### DIRECTIONS FOR THIS TASK
Write out all of the entries exactly, please.

↓

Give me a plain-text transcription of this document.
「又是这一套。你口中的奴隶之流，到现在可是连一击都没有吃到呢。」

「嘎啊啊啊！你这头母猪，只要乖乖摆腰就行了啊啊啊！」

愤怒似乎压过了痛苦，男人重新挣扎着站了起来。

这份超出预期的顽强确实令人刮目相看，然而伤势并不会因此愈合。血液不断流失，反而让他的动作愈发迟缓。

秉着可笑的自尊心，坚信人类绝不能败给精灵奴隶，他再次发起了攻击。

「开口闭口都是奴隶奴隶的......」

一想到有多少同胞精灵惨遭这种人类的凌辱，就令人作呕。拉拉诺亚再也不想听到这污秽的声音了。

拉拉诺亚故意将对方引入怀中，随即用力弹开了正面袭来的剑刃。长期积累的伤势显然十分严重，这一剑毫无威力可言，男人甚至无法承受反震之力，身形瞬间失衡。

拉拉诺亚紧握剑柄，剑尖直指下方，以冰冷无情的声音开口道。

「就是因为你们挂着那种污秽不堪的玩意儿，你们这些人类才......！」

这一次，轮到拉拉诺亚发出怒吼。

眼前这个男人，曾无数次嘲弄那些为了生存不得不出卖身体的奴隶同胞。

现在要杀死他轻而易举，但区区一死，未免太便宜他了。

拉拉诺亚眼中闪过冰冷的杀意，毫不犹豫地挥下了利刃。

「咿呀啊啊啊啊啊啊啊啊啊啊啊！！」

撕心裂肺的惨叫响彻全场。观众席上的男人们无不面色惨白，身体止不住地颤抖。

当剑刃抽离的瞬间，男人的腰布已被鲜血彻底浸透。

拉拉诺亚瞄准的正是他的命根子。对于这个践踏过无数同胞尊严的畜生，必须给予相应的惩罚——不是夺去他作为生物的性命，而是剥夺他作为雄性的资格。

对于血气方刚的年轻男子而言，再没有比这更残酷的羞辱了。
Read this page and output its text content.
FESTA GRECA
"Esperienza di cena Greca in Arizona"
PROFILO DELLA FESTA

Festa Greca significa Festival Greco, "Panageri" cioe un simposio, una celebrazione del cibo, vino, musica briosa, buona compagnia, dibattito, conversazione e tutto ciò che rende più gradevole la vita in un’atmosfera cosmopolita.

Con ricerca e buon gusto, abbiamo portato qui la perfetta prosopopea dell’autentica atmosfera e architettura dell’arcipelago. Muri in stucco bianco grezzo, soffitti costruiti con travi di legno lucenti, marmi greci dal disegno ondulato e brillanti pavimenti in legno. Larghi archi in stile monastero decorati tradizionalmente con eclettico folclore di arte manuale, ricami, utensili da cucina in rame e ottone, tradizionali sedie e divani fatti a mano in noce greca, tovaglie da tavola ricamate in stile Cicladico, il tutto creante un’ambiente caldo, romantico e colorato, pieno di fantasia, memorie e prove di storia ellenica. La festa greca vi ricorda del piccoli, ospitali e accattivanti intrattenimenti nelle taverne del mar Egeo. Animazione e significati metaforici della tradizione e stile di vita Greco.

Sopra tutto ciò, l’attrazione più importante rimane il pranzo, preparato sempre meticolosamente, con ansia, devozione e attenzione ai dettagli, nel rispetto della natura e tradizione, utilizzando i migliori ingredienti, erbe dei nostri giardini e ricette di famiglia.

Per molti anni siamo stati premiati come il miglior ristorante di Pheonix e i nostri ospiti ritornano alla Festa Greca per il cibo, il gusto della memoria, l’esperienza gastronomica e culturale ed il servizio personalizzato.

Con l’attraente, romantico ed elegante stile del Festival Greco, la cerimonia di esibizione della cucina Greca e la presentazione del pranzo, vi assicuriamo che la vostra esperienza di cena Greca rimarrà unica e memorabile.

↑

### COMPLETED TASK
Give me a plain-text transcription of this document.
「又是这一套。你口中的奴隶之流，到现在可是连一击都没有吃到呢。」

「嘎啊啊啊！你这头母猪，只要乖乖摆腰就行了啊啊啊！」

愤怒似乎压过了痛苦，男人重新挣扎着站了起来。

这份超出预期的顽强确实令人刮目相看，然而伤势并不会因此愈合。血液不断流失，反而让他的动作愈发迟缓。

秉着可笑的自尊心，坚信人类绝不能败给精灵奴隶，他再次发起了攻击。

「开口闭口都是奴隶奴隶的......」

一想到有多少同胞精灵惨遭这种人类的凌辱，就令人作呕。拉拉诺亚再也不想听到这污秽的声音了。

拉拉诺亚故意将对方引入怀中，随即用力弹开了正面袭来的剑刃。长期积累的伤势显然十分严重，这一剑毫无威力可言，男人甚至无法承受反震之力，身形瞬间失衡。

拉拉诺亚紧握剑柄，剑尖直指下方，以冰冷无情的声音开口道。

「就是因为你们挂着那种污秽不堪的玩意儿，你们这些人类才......！」

这一次，轮到拉拉诺亚发出怒吼。

眼前这个男人，曾无数次嘲弄那些为了生存不得不出卖身体的奴隶同胞。

现在要杀死他轻而易举，但区区一死，未免太便宜他了。

拉拉诺亚眼中闪过冰冷的杀意，毫不犹豫地挥下了利刃。

「咿呀啊啊啊啊啊啊啊啊啊啊啊！！」

撕心裂肺的惨叫响彻全场。观众席上的男人们无不面色惨白，身体止不住地颤抖。

当剑刃抽离的瞬间，男人的腰布已被鲜血彻底浸透。

拉拉诺亚瞄准的正是他的命根子。对于这个践踏过无数同胞尊严的畜生，必须给予相应的惩罚——不是夺去他作为生物的性命，而是剥夺他作为雄性的资格。

对于血气方刚的年轻男子而言，再没有比这更残酷的羞辱了。
Read this page and output its text content.
FESTA GRECA
"Esperienza di cena Greca in Arizona"
PROFILO DELLA FESTA

Festa Greca significa Festival Greco, "Panageri" cioe un simposio, una celebrazione del cibo, vino, musica briosa, buona compagnia, dibattito, conversazione e tutto ciò che rende più gradevole la vita in un’atmosfera cosmopolita.

Con ricerca e buon gusto, abbiamo portato qui la perfetta prosopopea dell’autentica atmosfera e architettura dell’arcipelago. Muri in stucco bianco grezzo, soffitti costruiti con travi di legno lucenti, marmi greci dal disegno ondulato e brillanti pavimenti in legno. Larghi archi in stile monastero decorati tradizionalmente con eclettico folclore di arte manuale, ricami, utensili da cucina in rame e ottone, tradizionali sedie e divani fatti a mano in noce greca, tovaglie da tavola ricamate in stile Cicladico, il tutto creante un’ambiente caldo, romantico e colorato, pieno di fantasia, memorie e prove di storia ellenica. La festa greca vi ricorda del piccoli, ospitali e accattivanti intrattenimenti nelle taverne del mar Egeo. Animazione e significati metaforici della tradizione e stile di vita Greco.

Sopra tutto ciò, l’attrazione più importante rimane il pranzo, preparato sempre meticolosamente, con ansia, devozione e attenzione ai dettagli, nel rispetto della natura e tradizione, utilizzando i migliori ingredienti, erbe dei nostri giardini e ricette di famiglia.

Per molti anni siamo stati premiati come il miglior ristorante di Pheonix e i nostri ospiti ritornano alla Festa Greca per il cibo, il gusto della memoria, l’esperienza gastronomica e culturale ed il servizio personalizzato.

Con l’attraente, romantico ed elegante stile del Festival Greco, la cerimonia di esibizione della cucina Greca e la presentazione del pranzo, vi assicuriamo che la vostra esperienza di cena Greca rimarrà unica e memorabile.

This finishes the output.